Data records:
START

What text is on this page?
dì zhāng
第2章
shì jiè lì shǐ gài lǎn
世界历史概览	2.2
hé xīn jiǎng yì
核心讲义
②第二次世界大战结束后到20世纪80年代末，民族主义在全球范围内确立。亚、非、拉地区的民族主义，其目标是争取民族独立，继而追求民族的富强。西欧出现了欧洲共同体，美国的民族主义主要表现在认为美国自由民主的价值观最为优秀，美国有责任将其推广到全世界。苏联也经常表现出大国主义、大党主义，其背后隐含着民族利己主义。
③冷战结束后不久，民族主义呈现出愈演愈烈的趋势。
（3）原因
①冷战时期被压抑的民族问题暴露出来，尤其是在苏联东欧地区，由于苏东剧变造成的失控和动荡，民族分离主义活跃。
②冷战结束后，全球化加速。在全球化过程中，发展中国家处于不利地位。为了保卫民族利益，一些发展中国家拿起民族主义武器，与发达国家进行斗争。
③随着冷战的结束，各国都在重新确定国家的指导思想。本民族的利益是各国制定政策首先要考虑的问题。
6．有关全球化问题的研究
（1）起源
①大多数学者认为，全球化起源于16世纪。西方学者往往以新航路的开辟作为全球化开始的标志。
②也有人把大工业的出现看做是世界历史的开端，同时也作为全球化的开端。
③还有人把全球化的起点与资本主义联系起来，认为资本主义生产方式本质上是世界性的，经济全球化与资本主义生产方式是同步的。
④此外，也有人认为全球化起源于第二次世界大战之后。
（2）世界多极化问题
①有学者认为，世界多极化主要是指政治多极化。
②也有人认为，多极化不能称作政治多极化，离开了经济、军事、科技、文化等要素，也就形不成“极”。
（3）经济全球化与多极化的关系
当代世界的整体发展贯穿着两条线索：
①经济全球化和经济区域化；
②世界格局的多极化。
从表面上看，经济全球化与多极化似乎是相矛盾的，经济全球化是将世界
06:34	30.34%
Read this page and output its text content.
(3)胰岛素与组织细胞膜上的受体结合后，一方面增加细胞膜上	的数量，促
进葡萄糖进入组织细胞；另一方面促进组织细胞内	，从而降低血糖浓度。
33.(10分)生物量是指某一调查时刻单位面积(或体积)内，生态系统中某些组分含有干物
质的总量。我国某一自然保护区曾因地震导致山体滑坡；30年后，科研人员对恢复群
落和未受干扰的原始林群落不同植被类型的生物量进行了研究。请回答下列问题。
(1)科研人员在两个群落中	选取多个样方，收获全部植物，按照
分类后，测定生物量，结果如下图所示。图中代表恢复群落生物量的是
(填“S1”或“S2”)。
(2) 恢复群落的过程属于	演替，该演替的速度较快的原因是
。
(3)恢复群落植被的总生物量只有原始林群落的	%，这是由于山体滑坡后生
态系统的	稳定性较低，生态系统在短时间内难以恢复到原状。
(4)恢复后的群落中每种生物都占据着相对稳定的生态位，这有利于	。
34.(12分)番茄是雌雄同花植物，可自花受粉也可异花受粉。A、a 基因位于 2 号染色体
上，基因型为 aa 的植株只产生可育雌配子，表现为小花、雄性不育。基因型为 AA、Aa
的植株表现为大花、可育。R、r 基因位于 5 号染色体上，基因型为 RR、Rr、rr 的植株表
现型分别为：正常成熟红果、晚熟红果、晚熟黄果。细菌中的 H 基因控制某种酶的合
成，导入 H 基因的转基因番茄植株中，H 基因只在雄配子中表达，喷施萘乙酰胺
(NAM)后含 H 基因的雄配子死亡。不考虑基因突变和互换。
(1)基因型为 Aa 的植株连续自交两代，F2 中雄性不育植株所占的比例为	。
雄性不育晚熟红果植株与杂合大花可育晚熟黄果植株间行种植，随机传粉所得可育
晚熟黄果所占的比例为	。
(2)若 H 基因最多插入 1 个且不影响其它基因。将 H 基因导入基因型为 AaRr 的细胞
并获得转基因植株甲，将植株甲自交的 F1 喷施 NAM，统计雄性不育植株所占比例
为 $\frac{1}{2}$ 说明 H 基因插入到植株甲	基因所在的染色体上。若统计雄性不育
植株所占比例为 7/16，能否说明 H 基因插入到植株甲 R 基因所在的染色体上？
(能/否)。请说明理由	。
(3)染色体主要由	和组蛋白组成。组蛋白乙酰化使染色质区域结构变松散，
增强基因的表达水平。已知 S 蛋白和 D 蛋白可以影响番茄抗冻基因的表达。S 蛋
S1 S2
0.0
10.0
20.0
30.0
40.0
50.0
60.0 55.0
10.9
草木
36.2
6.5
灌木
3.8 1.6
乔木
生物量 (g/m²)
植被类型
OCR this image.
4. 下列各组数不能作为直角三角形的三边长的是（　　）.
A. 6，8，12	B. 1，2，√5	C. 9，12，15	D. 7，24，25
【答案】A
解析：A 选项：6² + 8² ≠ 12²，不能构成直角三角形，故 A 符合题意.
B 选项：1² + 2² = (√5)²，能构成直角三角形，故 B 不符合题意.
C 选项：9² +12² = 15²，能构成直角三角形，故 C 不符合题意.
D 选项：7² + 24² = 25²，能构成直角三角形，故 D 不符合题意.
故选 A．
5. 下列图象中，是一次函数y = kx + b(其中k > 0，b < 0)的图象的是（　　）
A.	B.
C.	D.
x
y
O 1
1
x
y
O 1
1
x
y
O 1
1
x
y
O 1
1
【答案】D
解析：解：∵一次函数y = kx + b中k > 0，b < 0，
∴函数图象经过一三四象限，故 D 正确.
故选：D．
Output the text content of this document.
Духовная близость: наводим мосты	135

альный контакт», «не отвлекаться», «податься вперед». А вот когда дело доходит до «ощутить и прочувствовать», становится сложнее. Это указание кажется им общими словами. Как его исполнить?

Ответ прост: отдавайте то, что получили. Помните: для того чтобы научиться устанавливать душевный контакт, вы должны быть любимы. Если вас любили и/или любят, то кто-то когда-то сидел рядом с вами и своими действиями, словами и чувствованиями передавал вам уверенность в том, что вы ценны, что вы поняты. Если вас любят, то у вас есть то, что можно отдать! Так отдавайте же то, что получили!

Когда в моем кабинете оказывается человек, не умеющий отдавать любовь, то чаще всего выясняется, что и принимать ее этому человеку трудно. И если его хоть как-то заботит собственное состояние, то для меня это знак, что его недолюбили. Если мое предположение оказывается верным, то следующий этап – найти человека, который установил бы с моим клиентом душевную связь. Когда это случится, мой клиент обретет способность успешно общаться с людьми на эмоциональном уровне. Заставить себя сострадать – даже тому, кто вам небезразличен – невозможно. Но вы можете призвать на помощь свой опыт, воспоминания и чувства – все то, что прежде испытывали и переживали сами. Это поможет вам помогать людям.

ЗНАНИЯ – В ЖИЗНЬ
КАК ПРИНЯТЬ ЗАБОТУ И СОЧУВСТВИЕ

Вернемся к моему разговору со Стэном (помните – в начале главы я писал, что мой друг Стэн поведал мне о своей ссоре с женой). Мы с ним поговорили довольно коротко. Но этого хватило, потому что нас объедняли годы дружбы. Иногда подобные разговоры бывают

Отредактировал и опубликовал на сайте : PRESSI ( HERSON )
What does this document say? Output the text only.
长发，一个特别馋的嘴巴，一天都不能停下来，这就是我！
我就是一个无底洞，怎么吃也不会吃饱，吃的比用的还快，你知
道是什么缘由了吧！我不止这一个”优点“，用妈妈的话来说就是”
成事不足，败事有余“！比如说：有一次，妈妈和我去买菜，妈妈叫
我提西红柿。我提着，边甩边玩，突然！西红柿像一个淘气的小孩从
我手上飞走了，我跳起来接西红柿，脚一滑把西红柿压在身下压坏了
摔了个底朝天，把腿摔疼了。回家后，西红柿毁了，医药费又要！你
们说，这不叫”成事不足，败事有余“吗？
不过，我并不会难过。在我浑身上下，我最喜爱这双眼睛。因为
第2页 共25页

END

> _Written exercise_:
Starting with the line that contains "What does this", repeat each line through the last one exactly as it appears. Include both ends and nothing more.

> _Complete output_:
What does this document say? Output the text only.
长发，一个特别馋的嘴巴，一天都不能停下来，这就是我！
我就是一个无底洞，怎么吃也不会吃饱，吃的比用的还快，你知
道是什么缘由了吧！我不止这一个”优点“，用妈妈的话来说就是”
成事不足，败事有余“！比如说：有一次，妈妈和我去买菜，妈妈叫
我提西红柿。我提着，边甩边玩，突然！西红柿像一个淘气的小孩从
我手上飞走了，我跳起来接西红柿，脚一滑把西红柿压在身下压坏了
摔了个底朝天，把腿摔疼了。回家后，西红柿毁了，医药费又要！你
们说，这不叫”成事不足，败事有余“吗？
不过，我并不会难过。在我浑身上下，我最喜爱这双眼睛。因为
第2页 共25页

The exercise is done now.